───── Excerto da fonte ─────

Na maior parte das vezes foi mais fácil esconder o que se fazia do que explicar aquilo que o preconceito vigente nas cabeças das pessoas não queria entender. Com algumas histórias engraçadas à mistura, como aquela do colega de turma que tinha uma irmã colega de turma do rapaz no ballet, que passou um ano letivo inteiro a conversar (gozar seria um termo mais adequado…) com o rapaz, sobre o colega que a mana tinha no ballet. “Anda lá desde miúdo. Deve ser maricas de certeza!...” Pois deve, pois deve… Entretanto, o rapaz e a irmã riam-se a bandeiras despregadas com os comentários do irmão preconceituoso. 
Tudo isto termina, quando o mano vai assistir ao espetáculo de final de ano letivo da escola de dança e é confrontado com a foto do colega no escaparate em que se podiam ver os alunos mais avançados e que iam dançar as coreografias mais importantes. O choque não podia ser maior. A lição, sim. Valha em bom rigor dizer que além de um pedido de desculpas, veio um ato de contrição assumindo que tinha recebido a maior das lições acerca de julgamento de pessoas, com base no preconceito. 

Certamente já desconfia que esta é uma crónica autobiográfica. Acertou em cheio. Embora as coisas já se tenham alterado muito substancialmente, ainda há um caminho a percorrer, nomeadamente no que diz respeito ao ballet clássico. Pela minha parte, só posso agradecer-lhe o muito que me deu enquanto pessoa e enquanto Homem. Valores como o rigor, a disciplina, a sensibilidade, a criatividade e a perseverança, foram-me incutidos na dança e desde sempre têm norteado a minha vida. Já para não falar das amizades de e para a vida, que ficaram até aos dias de hoje e ficarão para sempre.

───── Dados fornecidos ─────

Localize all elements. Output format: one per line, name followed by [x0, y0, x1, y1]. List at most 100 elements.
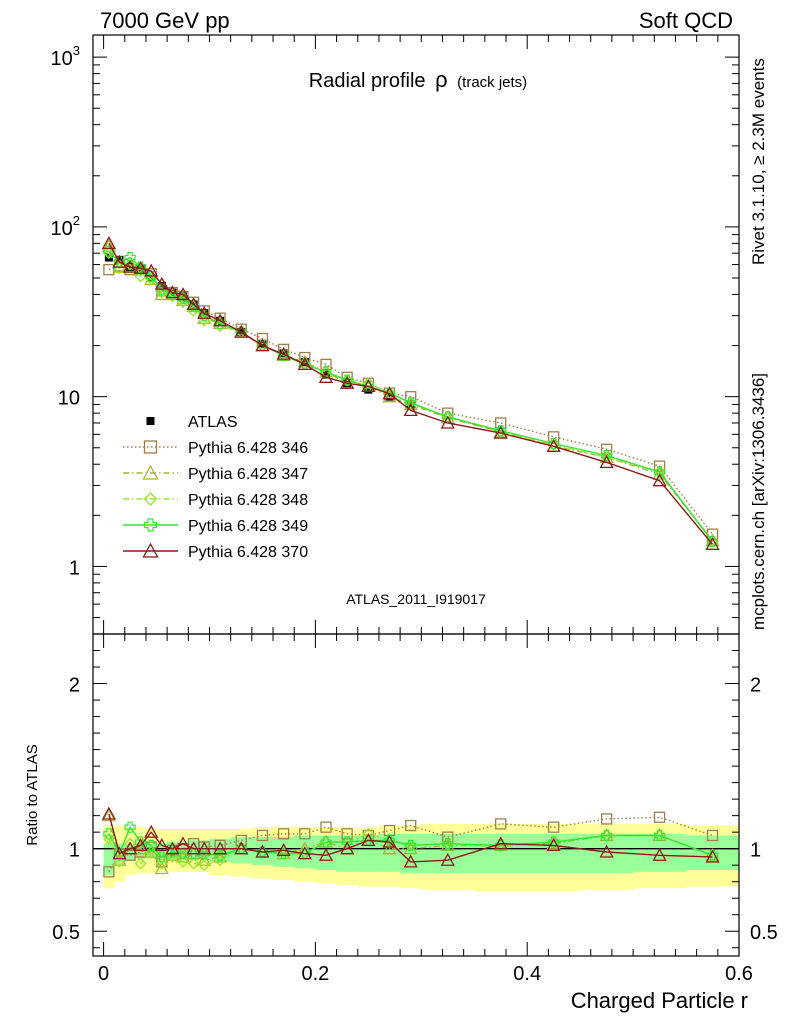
main-y-tick-label-1: 10	[58, 388, 80, 410]
ratio-point-4-20	[440, 852, 455, 866]
ratio-point-2-3	[134, 857, 147, 870]
main-point-4-8	[188, 300, 200, 313]
main-point-5-9	[197, 305, 212, 319]
header-category: Soft QCD	[639, 8, 733, 33]
ratio-point-0-16	[341, 828, 353, 840]
ratio-y-tick-label-right-2: 2	[750, 675, 761, 697]
ratio-panel: 0.5 0.5 1 1 2 2 0 0.2 0.4 0.6 Ratio to ATLAS Char…	[24, 633, 778, 1013]
ratio-point-3-23	[601, 829, 613, 842]
ratio-y-tick-label-0: 0.5	[52, 922, 80, 944]
ratio-point-0-24	[653, 811, 666, 823]
legend-entry-3: Pythia 6.428 348	[123, 492, 308, 509]
main-point-5-16	[340, 375, 355, 389]
header-energy: 7000 GeV pp	[100, 8, 230, 33]
main-point-1-19	[405, 391, 417, 403]
ratio-point-0-13	[277, 828, 290, 840]
ratio-point-1-10	[212, 849, 228, 863]
ratio-point-0-23	[600, 813, 613, 825]
ratio-y-tick-label-1: 1	[69, 840, 80, 862]
ratio-point-4-13	[276, 842, 291, 856]
ratio-y-tick-label-2: 2	[69, 675, 80, 697]
ratio-point-0-19	[405, 819, 417, 832]
legend-entry-5: Pythia 6.428 370	[123, 542, 308, 561]
main-y-tick-label-2: 102	[51, 213, 80, 240]
main-point-5-21	[493, 425, 508, 439]
main-point-5-7	[175, 287, 191, 301]
main-point-4-24	[653, 466, 666, 478]
ratio-band-green-bin-9	[198, 840, 210, 861]
ratio-y-tick-label-right-0: 0.5	[750, 922, 778, 944]
main-point-5-17	[361, 379, 376, 393]
main-point-3-9	[198, 314, 211, 327]
x-tick-label-3: 0.6	[725, 963, 753, 985]
main-series-line-1	[108, 265, 714, 535]
main-point-3-6	[166, 290, 179, 303]
ratio-band-green-bin-6	[167, 842, 179, 861]
ratio-point-3-15	[320, 836, 332, 848]
ratio-point-4-16	[340, 841, 355, 855]
main-point-4-16	[341, 374, 353, 386]
ratio-point-4-5	[154, 838, 169, 852]
ratio-point-2-7	[177, 855, 189, 868]
ratio-plot-layer	[93, 806, 740, 892]
ratio-point-4-9	[197, 841, 212, 855]
main-point-3-4	[145, 273, 158, 286]
ratio-y-label: Ratio to ATLAS	[24, 744, 41, 845]
ratio-point-4-19	[403, 854, 418, 868]
ratio-y-tick-label-right-1: 1	[750, 840, 761, 862]
legend-marker-3	[143, 492, 158, 506]
main-point-5-5	[154, 276, 169, 290]
ratio-point-0-11	[235, 834, 247, 847]
main-point-0-4	[147, 274, 156, 283]
ratio-point-4-11	[234, 841, 249, 855]
main-point-4-21	[495, 425, 507, 437]
ratio-band-green-bin-12	[251, 837, 274, 866]
ratio-point-4-3	[133, 838, 148, 852]
ratio-point-2-0	[102, 832, 115, 845]
main-point-4-2	[124, 251, 136, 264]
main-y-tick-label-3: 103	[51, 43, 80, 70]
ratio-point-2-4	[145, 846, 158, 858]
ratio-point-2-5	[155, 857, 168, 870]
main-point-5-6	[165, 285, 180, 299]
ratio-point-1-18	[382, 841, 397, 855]
ratio-point-4-23	[599, 844, 614, 858]
ratio-point-4-8	[186, 841, 201, 855]
ratio-point-3-3	[135, 836, 147, 848]
x-axis-label: Charged Particle r	[571, 988, 748, 1013]
ratio-point-3-18	[383, 834, 396, 847]
main-point-3-2	[124, 258, 136, 271]
side-rivet-label: Rivet 3.1.10, ≥ 2.3M events	[749, 58, 768, 265]
ratio-point-4-1	[112, 846, 127, 860]
main-point-1-16	[341, 371, 353, 383]
ratio-point-3-0	[103, 828, 115, 840]
main-point-0-15	[321, 370, 330, 379]
ratio-point-4-6	[165, 841, 180, 855]
legend-marker-5	[142, 542, 159, 558]
main-point-1-22	[548, 431, 560, 443]
ratio-point-3-19	[405, 839, 417, 851]
legend-entry-1: Pythia 6.428 346	[123, 440, 308, 457]
ratio-point-4-15	[318, 847, 334, 861]
main-point-3-25	[706, 534, 719, 547]
main-point-1-15	[320, 358, 332, 371]
ratio-point-1-3	[133, 841, 148, 855]
ratio-plot-frame	[92, 633, 740, 957]
main-point-5-4	[144, 263, 159, 277]
ratio-point-4-22	[546, 838, 561, 852]
main-point-5-1	[112, 254, 127, 268]
main-point-5-25	[705, 536, 720, 550]
legend-label-2: Pythia 6.428 347	[188, 466, 308, 483]
ratio-band-green-bin-14	[294, 835, 316, 869]
ratio-band-green-bin-5	[156, 843, 168, 859]
main-point-5-2	[122, 259, 138, 273]
main-axes: 1 10 102 103	[51, 35, 740, 635]
ratio-point-0-22	[548, 821, 560, 833]
ratio-point-3-5	[156, 851, 168, 863]
main-point-5-8	[186, 296, 201, 310]
main-point-5-14	[297, 356, 312, 371]
ratio-point-0-21	[495, 818, 507, 830]
main-point-5-11	[234, 324, 249, 338]
ratio-point-4-24	[652, 847, 667, 861]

─────

### Tarefa proposta
Reescreva o trecho do excerto que começa em "Certamente já desconfia" e termina em "ficarão para sempre.", pondo "persistência" no lugar de "perseverança".

### Resultado correto
Certamente já desconfia que esta é uma crónica autobiográfica. Acertou em cheio. Embora as coisas já se tenham alterado muito substancialmente, ainda há um caminho a percorrer, nomeadamente no que diz respeito ao ballet clássico. Pela minha parte, só posso agradecer-lhe o muito que me deu enquanto pessoa e enquanto Homem. Valores como o rigor, a disciplina, a sensibilidade, a criatividade e a persistência, foram-me incutidos na dança e desde sempre têm norteado a minha vida. Já para não falar das amizades de e para a vida, que ficaram até aos dias de hoje e ficarão para sempre.